Instructions for the task: Wherever a line holds the string "this", copy that line.

───

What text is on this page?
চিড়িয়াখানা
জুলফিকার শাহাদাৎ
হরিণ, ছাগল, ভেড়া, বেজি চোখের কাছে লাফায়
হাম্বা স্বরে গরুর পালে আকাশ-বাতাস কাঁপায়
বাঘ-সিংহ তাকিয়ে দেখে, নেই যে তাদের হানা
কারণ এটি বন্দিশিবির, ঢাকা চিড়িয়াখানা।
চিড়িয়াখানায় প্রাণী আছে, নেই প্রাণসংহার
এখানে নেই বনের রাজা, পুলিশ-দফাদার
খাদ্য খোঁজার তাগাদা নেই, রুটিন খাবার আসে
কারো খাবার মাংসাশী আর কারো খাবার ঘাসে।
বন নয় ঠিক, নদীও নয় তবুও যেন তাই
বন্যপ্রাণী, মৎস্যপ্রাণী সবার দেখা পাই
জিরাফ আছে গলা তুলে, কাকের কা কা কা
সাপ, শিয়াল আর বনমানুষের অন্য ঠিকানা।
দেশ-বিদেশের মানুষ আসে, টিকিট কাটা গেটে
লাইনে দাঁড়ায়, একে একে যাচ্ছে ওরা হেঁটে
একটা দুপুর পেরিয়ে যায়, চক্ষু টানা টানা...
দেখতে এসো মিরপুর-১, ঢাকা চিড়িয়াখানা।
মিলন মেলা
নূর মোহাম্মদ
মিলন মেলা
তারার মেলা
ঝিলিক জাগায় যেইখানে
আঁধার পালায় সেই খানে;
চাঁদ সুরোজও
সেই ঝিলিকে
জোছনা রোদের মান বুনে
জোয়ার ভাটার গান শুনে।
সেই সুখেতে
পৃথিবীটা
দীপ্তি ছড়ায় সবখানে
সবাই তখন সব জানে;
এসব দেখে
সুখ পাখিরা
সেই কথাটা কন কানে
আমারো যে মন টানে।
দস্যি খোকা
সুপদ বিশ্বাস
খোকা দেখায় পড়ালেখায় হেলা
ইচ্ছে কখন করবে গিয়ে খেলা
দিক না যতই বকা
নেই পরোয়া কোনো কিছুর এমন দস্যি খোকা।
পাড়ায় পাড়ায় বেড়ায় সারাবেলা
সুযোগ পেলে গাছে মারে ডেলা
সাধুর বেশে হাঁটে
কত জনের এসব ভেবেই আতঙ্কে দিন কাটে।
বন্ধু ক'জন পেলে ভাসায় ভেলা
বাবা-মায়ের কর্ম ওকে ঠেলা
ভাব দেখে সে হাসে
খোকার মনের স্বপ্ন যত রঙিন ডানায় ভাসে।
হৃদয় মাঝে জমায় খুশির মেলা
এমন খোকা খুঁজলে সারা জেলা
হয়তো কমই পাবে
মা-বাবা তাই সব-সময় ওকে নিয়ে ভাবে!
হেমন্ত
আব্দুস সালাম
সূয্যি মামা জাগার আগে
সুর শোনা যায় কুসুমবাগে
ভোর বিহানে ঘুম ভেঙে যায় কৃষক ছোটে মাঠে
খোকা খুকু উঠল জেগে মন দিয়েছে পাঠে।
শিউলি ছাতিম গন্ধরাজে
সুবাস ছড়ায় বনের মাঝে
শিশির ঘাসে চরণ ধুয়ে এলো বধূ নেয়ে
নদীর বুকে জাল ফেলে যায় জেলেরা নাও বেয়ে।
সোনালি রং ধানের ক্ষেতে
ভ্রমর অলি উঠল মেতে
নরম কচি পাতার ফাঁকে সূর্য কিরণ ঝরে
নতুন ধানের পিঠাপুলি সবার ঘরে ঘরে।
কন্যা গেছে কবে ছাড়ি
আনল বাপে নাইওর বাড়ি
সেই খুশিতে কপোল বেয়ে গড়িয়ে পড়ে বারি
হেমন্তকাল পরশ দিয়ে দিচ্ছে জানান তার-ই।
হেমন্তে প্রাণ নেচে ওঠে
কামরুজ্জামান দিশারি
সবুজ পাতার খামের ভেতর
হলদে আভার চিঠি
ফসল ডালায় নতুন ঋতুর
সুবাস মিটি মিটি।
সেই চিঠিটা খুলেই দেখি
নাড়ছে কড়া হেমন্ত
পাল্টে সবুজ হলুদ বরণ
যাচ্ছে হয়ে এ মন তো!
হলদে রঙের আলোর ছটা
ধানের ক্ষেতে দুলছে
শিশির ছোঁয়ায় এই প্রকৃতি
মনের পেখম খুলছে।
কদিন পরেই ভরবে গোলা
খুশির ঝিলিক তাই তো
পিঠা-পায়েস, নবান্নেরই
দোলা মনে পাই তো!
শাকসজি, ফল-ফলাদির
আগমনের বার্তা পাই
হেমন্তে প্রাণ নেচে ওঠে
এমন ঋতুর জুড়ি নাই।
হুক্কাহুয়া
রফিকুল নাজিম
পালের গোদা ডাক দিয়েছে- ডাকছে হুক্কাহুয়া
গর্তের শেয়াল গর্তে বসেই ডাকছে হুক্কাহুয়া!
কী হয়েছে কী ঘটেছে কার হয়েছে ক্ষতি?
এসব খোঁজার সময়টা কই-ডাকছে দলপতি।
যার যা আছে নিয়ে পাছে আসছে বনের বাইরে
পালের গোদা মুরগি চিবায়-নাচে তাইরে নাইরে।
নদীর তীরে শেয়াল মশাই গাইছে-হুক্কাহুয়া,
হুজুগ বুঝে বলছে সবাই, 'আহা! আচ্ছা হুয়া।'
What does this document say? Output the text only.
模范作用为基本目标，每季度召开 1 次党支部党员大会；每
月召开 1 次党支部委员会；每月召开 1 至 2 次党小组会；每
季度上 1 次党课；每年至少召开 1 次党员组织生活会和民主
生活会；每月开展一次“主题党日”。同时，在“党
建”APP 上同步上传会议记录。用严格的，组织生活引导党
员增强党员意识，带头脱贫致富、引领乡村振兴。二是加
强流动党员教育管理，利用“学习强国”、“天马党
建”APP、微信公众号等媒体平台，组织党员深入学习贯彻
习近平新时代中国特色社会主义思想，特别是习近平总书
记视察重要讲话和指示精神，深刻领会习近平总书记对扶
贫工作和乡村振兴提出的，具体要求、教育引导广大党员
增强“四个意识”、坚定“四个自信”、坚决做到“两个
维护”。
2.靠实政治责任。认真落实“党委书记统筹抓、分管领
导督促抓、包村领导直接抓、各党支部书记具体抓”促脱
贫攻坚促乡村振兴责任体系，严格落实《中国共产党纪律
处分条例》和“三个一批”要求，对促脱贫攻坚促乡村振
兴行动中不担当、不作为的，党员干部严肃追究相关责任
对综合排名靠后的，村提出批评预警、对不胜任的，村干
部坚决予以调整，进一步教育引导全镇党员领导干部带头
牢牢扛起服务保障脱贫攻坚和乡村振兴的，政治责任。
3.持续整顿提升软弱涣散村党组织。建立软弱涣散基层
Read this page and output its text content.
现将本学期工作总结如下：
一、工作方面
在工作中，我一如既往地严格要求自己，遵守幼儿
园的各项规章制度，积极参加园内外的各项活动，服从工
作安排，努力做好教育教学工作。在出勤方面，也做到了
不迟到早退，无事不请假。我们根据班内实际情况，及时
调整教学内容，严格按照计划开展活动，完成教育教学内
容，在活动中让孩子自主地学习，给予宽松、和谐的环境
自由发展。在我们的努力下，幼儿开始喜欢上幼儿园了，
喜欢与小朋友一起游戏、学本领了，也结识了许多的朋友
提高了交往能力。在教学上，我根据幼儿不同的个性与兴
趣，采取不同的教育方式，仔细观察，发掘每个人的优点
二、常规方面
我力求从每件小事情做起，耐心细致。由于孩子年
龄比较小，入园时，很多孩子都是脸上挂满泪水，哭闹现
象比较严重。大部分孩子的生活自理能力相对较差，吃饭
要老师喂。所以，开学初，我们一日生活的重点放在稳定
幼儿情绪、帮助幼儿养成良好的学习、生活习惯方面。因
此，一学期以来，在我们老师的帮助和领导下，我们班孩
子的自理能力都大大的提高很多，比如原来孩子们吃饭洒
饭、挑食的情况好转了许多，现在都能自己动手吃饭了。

───

Correct result:
What text is on this page?
What does this document say? Output the text only.
Read this page and output its text content.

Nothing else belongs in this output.